(Collected data)
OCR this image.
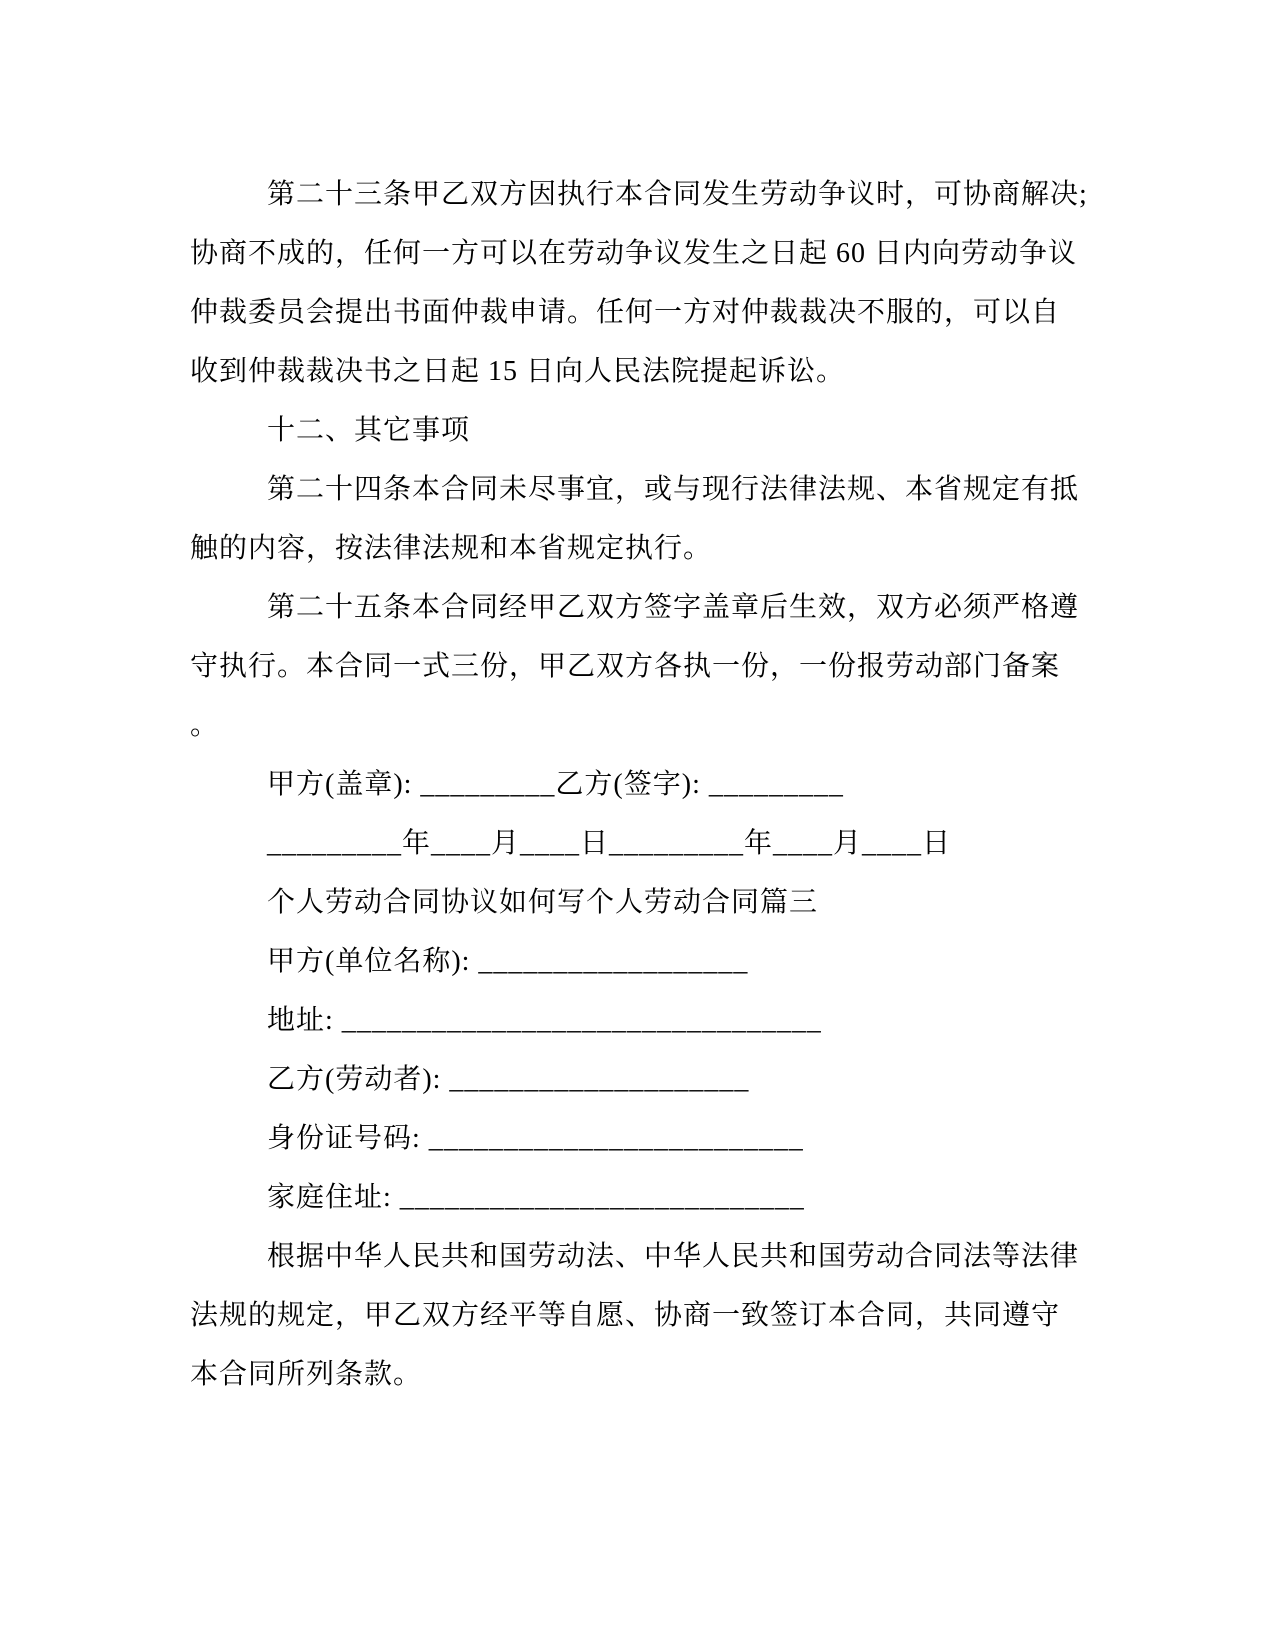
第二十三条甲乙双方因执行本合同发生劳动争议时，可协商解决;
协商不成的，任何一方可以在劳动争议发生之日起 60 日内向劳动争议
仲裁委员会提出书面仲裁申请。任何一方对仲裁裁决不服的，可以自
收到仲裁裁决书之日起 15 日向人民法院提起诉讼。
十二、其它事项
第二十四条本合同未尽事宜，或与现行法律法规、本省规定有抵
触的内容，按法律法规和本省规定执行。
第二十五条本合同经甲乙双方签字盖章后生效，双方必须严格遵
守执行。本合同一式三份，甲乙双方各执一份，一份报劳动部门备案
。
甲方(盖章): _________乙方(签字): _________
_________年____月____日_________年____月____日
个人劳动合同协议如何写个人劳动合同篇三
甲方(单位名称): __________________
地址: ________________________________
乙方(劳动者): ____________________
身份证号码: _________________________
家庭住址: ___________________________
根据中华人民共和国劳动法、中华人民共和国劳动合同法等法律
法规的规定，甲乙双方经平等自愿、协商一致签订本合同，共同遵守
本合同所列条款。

◆ WHAT IS ASKED ◆
Repeat the entries exactly and keep the pictures out of the copy.

◆ FULL RESPONSE ◆
OCR this image.
第二十三条甲乙双方因执行本合同发生劳动争议时，可协商解决;
协商不成的，任何一方可以在劳动争议发生之日起 60 日内向劳动争议
仲裁委员会提出书面仲裁申请。任何一方对仲裁裁决不服的，可以自
收到仲裁裁决书之日起 15 日向人民法院提起诉讼。
十二、其它事项
第二十四条本合同未尽事宜，或与现行法律法规、本省规定有抵
触的内容，按法律法规和本省规定执行。
第二十五条本合同经甲乙双方签字盖章后生效，双方必须严格遵
守执行。本合同一式三份，甲乙双方各执一份，一份报劳动部门备案
。
甲方(盖章): _________乙方(签字): _________
_________年____月____日_________年____月____日
个人劳动合同协议如何写个人劳动合同篇三
甲方(单位名称): __________________
地址: ________________________________
乙方(劳动者): ____________________
身份证号码: _________________________
家庭住址: ___________________________
根据中华人民共和国劳动法、中华人民共和国劳动合同法等法律
法规的规定，甲乙双方经平等自愿、协商一致签订本合同，共同遵守
本合同所列条款。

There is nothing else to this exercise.